# What is required:
Scan the lines and state how many carry "JSON". Leave out everything but the number.

# Dataset extract:
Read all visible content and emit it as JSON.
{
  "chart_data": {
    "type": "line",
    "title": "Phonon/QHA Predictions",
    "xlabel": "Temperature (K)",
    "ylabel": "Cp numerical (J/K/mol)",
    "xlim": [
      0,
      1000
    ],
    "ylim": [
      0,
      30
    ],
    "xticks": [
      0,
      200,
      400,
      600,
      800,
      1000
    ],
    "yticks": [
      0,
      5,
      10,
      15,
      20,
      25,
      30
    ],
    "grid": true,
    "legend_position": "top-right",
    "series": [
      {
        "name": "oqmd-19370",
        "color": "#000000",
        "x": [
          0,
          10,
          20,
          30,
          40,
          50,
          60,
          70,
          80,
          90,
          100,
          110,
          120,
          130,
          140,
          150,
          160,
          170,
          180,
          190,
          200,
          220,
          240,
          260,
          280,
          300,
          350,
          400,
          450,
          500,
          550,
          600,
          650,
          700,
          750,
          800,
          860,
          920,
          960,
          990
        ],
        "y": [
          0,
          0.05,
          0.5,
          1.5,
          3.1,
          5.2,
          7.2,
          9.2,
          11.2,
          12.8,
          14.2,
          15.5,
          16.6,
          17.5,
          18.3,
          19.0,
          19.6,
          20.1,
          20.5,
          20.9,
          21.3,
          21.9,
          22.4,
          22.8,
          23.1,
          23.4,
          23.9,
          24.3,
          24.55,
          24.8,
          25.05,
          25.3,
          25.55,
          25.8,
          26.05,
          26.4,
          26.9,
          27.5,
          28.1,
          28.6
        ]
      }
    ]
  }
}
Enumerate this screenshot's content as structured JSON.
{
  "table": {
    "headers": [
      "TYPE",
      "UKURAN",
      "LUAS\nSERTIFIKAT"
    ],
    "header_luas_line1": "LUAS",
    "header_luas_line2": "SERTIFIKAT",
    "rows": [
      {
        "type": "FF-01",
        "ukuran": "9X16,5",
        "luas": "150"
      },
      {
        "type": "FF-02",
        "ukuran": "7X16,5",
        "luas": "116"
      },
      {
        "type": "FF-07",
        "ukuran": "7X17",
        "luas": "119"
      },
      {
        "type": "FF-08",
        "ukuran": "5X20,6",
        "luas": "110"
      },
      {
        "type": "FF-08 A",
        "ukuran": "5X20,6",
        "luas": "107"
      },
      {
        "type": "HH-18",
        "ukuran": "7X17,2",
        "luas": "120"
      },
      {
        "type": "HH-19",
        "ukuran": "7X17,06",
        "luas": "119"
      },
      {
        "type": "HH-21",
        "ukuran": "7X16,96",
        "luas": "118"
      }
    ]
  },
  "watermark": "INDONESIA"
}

# Answer to this problem:
2